▸ **What to do**
Count lines, not occurrences: report how many lines in the records hold the string "کتابلر", and nothing else.

▸ **Provided material**

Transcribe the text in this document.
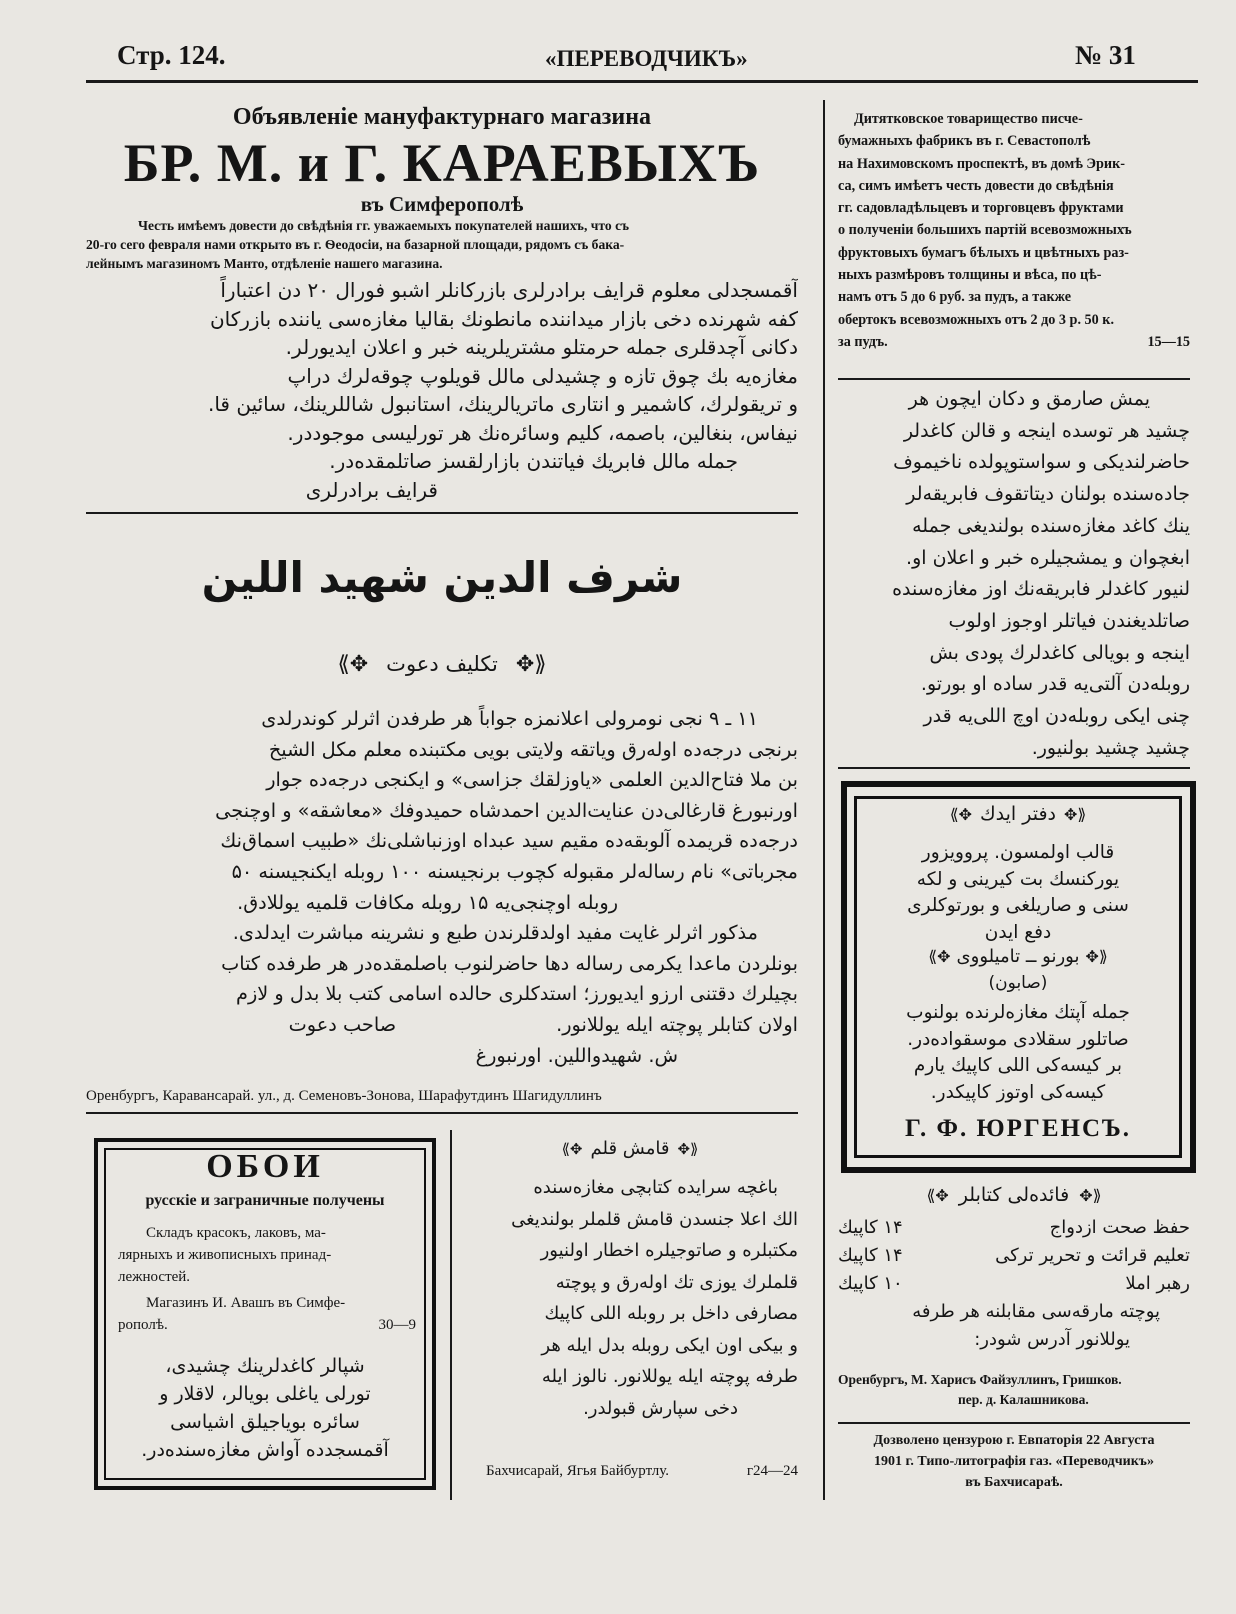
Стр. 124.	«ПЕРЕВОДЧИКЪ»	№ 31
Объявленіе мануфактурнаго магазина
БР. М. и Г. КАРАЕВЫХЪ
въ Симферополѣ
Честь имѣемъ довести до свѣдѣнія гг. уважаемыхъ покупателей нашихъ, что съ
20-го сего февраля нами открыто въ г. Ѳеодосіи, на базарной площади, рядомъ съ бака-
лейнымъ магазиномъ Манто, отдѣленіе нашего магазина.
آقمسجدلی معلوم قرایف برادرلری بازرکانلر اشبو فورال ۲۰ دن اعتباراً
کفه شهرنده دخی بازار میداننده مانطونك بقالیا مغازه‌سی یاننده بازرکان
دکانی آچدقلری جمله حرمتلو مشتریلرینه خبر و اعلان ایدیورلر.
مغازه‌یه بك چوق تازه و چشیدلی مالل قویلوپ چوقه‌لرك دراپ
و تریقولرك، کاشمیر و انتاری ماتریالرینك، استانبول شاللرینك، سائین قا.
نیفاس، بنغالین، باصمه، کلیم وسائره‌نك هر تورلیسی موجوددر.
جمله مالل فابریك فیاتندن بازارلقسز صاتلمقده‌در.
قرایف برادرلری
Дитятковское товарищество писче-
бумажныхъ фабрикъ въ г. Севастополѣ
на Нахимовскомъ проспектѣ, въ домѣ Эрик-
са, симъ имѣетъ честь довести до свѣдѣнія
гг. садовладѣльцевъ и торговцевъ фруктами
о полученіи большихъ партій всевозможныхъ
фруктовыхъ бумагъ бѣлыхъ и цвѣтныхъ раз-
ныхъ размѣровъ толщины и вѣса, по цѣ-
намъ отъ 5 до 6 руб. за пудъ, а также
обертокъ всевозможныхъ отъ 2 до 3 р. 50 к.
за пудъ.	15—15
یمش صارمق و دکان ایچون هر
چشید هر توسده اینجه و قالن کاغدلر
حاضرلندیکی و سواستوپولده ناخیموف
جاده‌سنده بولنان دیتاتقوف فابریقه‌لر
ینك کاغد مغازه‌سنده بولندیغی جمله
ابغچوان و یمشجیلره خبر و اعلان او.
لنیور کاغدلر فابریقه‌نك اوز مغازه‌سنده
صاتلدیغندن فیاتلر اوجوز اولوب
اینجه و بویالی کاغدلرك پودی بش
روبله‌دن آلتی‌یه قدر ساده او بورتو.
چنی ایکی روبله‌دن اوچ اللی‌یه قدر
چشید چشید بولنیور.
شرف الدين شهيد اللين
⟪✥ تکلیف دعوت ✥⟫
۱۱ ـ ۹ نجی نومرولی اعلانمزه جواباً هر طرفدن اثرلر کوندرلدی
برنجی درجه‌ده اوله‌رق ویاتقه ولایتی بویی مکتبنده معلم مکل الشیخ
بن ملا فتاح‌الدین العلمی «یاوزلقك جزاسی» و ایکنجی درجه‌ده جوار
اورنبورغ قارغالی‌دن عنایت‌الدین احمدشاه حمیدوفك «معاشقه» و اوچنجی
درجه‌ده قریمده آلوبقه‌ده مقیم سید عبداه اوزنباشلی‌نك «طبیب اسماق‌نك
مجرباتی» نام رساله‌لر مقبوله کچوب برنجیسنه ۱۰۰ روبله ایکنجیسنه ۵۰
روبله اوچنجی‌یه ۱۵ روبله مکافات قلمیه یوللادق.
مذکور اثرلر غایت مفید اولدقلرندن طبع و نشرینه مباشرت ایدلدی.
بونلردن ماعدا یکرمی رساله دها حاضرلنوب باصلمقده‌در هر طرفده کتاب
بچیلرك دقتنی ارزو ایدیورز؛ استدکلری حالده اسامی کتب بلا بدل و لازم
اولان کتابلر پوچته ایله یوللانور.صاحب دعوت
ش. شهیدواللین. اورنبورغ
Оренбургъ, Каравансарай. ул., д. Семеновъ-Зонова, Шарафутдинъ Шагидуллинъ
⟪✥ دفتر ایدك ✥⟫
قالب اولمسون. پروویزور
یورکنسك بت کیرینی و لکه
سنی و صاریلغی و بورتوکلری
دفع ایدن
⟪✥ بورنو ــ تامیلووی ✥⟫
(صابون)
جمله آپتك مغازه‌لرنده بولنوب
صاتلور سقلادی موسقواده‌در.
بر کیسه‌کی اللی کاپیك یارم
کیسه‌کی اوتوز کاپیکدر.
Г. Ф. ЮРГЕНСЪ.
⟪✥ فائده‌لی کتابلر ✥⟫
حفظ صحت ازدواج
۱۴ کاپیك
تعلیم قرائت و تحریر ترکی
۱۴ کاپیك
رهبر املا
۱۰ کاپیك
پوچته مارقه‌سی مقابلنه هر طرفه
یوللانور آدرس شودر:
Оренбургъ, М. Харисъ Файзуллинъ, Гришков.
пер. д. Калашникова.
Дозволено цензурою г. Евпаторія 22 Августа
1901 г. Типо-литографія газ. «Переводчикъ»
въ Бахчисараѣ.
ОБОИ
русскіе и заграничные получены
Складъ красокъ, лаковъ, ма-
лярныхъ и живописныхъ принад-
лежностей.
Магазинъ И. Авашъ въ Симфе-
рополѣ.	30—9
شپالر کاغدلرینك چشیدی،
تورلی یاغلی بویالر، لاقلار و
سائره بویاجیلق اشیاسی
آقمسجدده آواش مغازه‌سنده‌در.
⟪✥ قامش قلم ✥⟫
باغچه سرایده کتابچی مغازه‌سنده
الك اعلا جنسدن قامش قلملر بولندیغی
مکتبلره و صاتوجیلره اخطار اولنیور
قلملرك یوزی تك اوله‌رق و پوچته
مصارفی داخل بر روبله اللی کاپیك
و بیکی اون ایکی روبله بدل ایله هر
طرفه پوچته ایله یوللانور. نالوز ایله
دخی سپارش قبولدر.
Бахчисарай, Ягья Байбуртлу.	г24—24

...

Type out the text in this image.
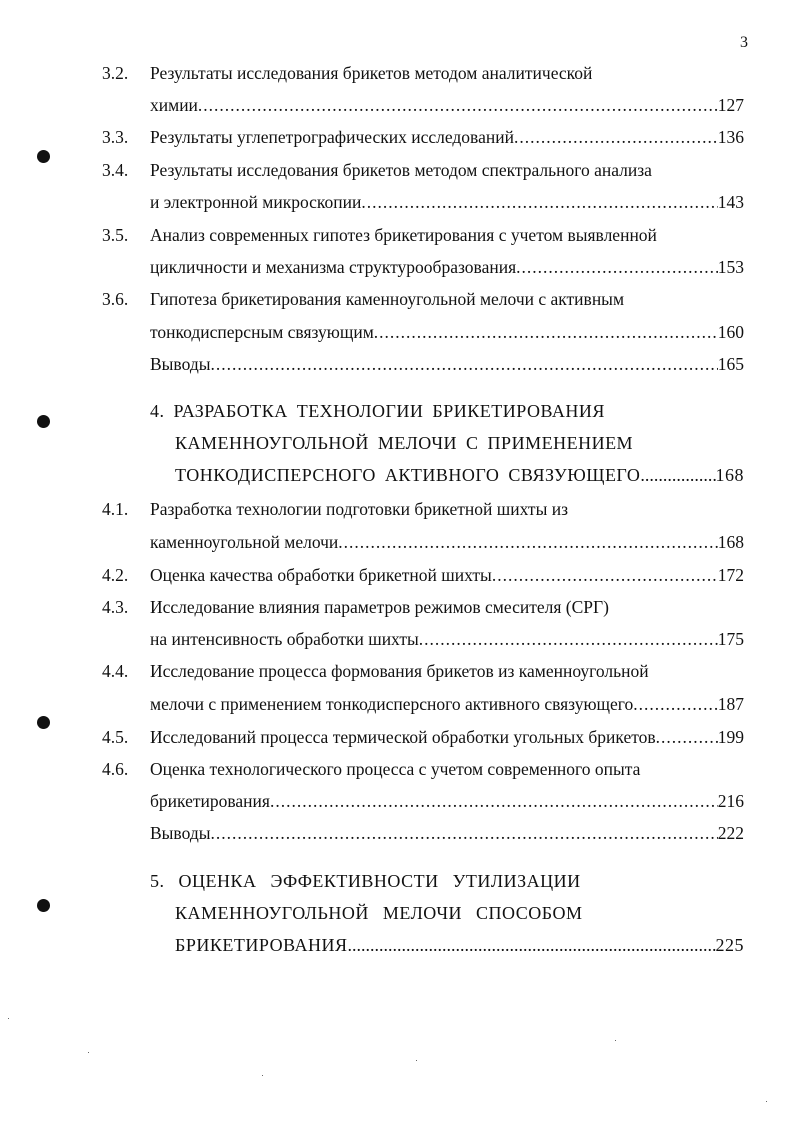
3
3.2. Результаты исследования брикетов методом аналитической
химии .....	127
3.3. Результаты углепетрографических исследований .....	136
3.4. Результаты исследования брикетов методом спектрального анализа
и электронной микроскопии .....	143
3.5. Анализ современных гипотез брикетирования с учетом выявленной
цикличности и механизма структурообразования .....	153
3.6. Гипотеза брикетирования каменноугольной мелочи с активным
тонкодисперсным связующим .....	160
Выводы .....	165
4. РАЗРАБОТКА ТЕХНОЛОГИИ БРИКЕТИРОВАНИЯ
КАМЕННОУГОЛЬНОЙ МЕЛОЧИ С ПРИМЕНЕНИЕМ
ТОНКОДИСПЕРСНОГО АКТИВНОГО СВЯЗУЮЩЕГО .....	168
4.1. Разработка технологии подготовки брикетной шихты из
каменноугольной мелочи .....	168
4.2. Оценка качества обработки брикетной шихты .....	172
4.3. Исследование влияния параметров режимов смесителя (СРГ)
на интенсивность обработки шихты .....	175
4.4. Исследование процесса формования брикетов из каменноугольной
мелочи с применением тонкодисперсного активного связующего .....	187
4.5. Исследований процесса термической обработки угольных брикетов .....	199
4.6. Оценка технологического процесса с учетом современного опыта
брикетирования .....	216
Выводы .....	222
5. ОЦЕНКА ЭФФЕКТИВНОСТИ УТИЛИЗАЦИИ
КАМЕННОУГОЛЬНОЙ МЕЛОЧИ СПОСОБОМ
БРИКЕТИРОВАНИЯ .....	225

▸ **Solution to this task**
2